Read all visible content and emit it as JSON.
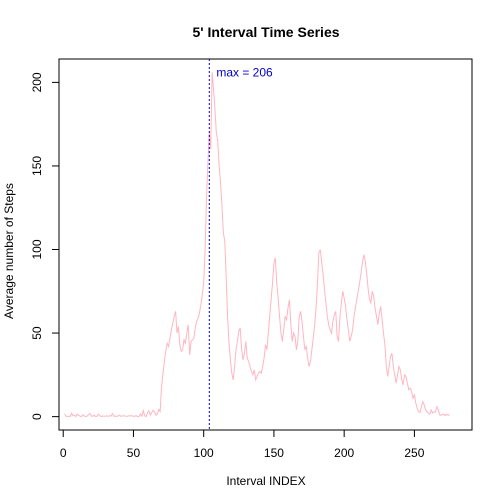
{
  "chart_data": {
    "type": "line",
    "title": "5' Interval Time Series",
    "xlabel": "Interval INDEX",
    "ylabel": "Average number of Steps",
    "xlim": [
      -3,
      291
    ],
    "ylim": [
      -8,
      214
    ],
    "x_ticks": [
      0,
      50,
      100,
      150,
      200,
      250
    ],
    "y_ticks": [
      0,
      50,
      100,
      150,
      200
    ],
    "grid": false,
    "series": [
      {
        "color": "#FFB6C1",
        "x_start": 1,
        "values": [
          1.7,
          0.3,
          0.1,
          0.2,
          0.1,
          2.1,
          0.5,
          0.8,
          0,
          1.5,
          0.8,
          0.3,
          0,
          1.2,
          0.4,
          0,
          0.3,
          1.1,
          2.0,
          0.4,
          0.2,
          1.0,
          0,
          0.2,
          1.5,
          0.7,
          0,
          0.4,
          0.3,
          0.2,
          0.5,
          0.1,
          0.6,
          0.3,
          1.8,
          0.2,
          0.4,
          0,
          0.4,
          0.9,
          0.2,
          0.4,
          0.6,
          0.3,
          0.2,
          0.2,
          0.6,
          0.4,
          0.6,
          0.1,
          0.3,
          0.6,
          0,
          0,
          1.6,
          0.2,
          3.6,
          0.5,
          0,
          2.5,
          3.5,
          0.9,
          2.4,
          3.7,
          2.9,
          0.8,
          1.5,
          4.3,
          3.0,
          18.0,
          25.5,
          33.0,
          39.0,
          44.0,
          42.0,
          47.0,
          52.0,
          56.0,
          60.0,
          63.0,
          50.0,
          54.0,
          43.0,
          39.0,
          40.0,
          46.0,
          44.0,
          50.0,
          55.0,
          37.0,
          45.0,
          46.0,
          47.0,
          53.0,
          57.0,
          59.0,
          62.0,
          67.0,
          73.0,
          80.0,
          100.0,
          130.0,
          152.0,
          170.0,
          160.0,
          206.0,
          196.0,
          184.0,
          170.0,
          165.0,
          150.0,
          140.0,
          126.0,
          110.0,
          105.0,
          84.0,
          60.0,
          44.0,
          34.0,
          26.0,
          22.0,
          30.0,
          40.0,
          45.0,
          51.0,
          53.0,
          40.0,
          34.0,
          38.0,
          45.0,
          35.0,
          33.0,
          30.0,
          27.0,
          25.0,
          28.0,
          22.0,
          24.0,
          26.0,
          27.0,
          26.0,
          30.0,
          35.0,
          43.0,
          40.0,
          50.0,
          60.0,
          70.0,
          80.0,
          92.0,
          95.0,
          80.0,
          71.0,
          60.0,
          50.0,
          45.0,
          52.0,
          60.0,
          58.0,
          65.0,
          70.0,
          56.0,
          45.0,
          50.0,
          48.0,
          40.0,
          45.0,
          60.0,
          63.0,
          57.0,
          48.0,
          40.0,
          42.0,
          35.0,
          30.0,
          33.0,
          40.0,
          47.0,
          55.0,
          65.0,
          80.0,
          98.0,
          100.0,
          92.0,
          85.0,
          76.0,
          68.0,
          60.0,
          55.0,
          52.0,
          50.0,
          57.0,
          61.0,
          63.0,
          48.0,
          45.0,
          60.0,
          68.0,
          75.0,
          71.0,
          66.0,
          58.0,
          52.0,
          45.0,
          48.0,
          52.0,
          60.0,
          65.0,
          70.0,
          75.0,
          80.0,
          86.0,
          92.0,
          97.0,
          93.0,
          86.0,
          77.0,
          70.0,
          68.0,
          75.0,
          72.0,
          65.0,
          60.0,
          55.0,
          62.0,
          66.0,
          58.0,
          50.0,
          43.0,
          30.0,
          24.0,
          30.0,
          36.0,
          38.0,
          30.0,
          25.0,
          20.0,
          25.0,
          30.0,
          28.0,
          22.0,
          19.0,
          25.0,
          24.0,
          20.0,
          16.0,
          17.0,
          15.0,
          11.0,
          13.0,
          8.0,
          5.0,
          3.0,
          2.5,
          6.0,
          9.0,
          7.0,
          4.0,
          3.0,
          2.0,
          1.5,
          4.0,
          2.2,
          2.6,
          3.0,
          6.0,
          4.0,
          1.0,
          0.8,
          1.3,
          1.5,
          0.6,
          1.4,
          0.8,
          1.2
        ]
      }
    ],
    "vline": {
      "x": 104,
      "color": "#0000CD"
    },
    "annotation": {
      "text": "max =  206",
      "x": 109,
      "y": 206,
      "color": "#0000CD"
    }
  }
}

================

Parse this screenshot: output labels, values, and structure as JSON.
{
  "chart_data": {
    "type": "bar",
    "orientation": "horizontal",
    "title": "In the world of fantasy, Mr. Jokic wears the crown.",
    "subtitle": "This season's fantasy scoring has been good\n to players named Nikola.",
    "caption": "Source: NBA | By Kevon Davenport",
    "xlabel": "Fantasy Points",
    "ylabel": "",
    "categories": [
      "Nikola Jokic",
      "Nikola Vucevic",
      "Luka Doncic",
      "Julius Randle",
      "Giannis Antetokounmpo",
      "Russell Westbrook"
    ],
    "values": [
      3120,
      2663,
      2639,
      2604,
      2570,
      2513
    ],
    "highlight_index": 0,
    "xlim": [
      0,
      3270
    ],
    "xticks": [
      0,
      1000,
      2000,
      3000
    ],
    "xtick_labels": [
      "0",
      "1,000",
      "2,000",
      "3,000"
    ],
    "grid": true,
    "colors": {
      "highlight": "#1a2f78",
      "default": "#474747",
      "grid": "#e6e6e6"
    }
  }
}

================

Above are the records. Copy every line in them holding "JSON".

Read all visible content and emit it as JSON.
Parse this screenshot: output labels, values, and structure as JSON.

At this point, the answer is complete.